Output the data word for word, dropping every image.

---------- Entries ----------

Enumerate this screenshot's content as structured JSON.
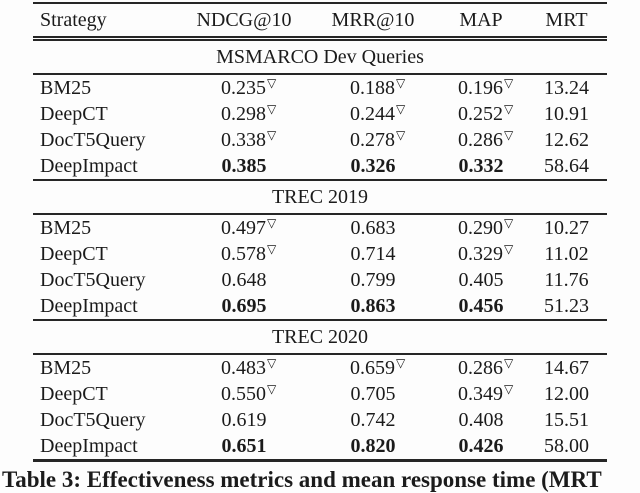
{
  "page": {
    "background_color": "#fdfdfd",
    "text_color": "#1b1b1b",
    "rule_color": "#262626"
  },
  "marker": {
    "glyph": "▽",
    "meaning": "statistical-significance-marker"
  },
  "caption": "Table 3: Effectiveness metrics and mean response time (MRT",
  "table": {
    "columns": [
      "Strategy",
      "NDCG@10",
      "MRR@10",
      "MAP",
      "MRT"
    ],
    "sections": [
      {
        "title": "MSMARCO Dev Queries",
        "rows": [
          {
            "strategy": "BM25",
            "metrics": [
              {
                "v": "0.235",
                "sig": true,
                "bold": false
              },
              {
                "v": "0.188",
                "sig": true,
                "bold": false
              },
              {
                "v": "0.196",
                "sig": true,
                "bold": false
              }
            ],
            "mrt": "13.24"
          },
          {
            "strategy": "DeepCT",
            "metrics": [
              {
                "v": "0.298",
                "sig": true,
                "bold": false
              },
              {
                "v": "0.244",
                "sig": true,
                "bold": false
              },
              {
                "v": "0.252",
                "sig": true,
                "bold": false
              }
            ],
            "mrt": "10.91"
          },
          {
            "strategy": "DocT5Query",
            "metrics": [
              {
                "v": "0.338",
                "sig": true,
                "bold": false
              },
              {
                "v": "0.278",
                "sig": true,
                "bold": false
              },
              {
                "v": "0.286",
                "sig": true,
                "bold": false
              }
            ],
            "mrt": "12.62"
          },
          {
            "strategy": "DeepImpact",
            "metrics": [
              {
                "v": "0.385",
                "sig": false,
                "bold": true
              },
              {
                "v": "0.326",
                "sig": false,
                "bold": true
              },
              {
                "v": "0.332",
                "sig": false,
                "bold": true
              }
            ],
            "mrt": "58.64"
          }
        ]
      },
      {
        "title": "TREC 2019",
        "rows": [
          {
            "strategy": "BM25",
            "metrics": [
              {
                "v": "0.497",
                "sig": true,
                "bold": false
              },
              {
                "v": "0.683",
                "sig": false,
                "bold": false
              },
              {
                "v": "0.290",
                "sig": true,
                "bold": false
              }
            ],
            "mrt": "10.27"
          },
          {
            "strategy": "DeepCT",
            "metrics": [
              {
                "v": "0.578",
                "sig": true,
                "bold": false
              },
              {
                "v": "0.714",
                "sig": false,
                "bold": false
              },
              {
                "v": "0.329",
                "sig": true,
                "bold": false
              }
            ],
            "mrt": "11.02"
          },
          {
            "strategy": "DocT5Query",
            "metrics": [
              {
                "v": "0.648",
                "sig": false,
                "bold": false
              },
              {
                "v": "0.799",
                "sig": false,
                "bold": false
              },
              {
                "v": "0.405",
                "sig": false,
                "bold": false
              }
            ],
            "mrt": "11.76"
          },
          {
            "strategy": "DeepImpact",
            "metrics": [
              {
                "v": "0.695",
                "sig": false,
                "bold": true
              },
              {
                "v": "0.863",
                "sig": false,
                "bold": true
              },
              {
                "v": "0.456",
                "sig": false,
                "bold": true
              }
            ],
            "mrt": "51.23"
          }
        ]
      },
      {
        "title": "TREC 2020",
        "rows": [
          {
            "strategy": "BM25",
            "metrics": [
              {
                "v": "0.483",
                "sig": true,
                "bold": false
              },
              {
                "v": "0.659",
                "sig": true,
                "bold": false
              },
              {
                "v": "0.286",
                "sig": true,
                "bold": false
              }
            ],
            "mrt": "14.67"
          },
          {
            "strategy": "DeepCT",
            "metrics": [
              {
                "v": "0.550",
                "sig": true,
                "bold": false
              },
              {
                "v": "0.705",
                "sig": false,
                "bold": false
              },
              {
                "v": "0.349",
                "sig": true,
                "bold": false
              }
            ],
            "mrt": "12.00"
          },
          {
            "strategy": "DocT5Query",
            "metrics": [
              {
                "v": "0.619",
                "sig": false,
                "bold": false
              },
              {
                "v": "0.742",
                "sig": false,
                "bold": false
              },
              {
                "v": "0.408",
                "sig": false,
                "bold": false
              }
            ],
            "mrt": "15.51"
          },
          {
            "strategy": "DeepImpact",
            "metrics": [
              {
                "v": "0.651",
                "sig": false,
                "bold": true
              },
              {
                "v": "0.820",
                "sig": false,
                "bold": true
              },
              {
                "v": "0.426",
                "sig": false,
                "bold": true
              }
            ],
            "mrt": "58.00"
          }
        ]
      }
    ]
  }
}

----------

(Response to the task):
Enumerate this screenshot's content as structured JSON.
{
  "page": {
    "background_color": "#fdfdfd",
    "text_color": "#1b1b1b",
    "rule_color": "#262626"
  },
  "marker": {
    "glyph": "▽",
    "meaning": "statistical-significance-marker"
  },
  "caption": "Table 3: Effectiveness metrics and mean response time (MRT",
  "table": {
    "columns": [
      "Strategy",
      "NDCG@10",
      "MRR@10",
      "MAP",
      "MRT"
    ],
    "sections": [
      {
        "title": "MSMARCO Dev Queries",
        "rows": [
          {
            "strategy": "BM25",
            "metrics": [
              {
                "v": "0.235",
                "sig": true,
                "bold": false
              },
              {
                "v": "0.188",
                "sig": true,
                "bold": false
              },
              {
                "v": "0.196",
                "sig": true,
                "bold": false
              }
            ],
            "mrt": "13.24"
          },
          {
            "strategy": "DeepCT",
            "metrics": [
              {
                "v": "0.298",
                "sig": true,
                "bold": false
              },
              {
                "v": "0.244",
                "sig": true,
                "bold": false
              },
              {
                "v": "0.252",
                "sig": true,
                "bold": false
              }
            ],
            "mrt": "10.91"
          },
          {
            "strategy": "DocT5Query",
            "metrics": [
              {
                "v": "0.338",
                "sig": true,
                "bold": false
              },
              {
                "v": "0.278",
                "sig": true,
                "bold": false
              },
              {
                "v": "0.286",
                "sig": true,
                "bold": false
              }
            ],
            "mrt": "12.62"
          },
          {
            "strategy": "DeepImpact",
            "metrics": [
              {
                "v": "0.385",
                "sig": false,
                "bold": true
              },
              {
                "v": "0.326",
                "sig": false,
                "bold": true
              },
              {
                "v": "0.332",
                "sig": false,
                "bold": true
              }
            ],
            "mrt": "58.64"
          }
        ]
      },
      {
        "title": "TREC 2019",
        "rows": [
          {
            "strategy": "BM25",
            "metrics": [
              {
                "v": "0.497",
                "sig": true,
                "bold": false
              },
              {
                "v": "0.683",
                "sig": false,
                "bold": false
              },
              {
                "v": "0.290",
                "sig": true,
                "bold": false
              }
            ],
            "mrt": "10.27"
          },
          {
            "strategy": "DeepCT",
            "metrics": [
              {
                "v": "0.578",
                "sig": true,
                "bold": false
              },
              {
                "v": "0.714",
                "sig": false,
                "bold": false
              },
              {
                "v": "0.329",
                "sig": true,
                "bold": false
              }
            ],
            "mrt": "11.02"
          },
          {
            "strategy": "DocT5Query",
            "metrics": [
              {
                "v": "0.648",
                "sig": false,
                "bold": false
              },
              {
                "v": "0.799",
                "sig": false,
                "bold": false
              },
              {
                "v": "0.405",
                "sig": false,
                "bold": false
              }
            ],
            "mrt": "11.76"
          },
          {
            "strategy": "DeepImpact",
            "metrics": [
              {
                "v": "0.695",
                "sig": false,
                "bold": true
              },
              {
                "v": "0.863",
                "sig": false,
                "bold": true
              },
              {
                "v": "0.456",
                "sig": false,
                "bold": true
              }
            ],
            "mrt": "51.23"
          }
        ]
      },
      {
        "title": "TREC 2020",
        "rows": [
          {
            "strategy": "BM25",
            "metrics": [
              {
                "v": "0.483",
                "sig": true,
                "bold": false
              },
              {
                "v": "0.659",
                "sig": true,
                "bold": false
              },
              {
                "v": "0.286",
                "sig": true,
                "bold": false
              }
            ],
            "mrt": "14.67"
          },
          {
            "strategy": "DeepCT",
            "metrics": [
              {
                "v": "0.550",
                "sig": true,
                "bold": false
              },
              {
                "v": "0.705",
                "sig": false,
                "bold": false
              },
              {
                "v": "0.349",
                "sig": true,
                "bold": false
              }
            ],
            "mrt": "12.00"
          },
          {
            "strategy": "DocT5Query",
            "metrics": [
              {
                "v": "0.619",
                "sig": false,
                "bold": false
              },
              {
                "v": "0.742",
                "sig": false,
                "bold": false
              },
              {
                "v": "0.408",
                "sig": false,
                "bold": false
              }
            ],
            "mrt": "15.51"
          },
          {
            "strategy": "DeepImpact",
            "metrics": [
              {
                "v": "0.651",
                "sig": false,
                "bold": true
              },
              {
                "v": "0.820",
                "sig": false,
                "bold": true
              },
              {
                "v": "0.426",
                "sig": false,
                "bold": true
              }
            ],
            "mrt": "58.00"
          }
        ]
      }
    ]
  }
}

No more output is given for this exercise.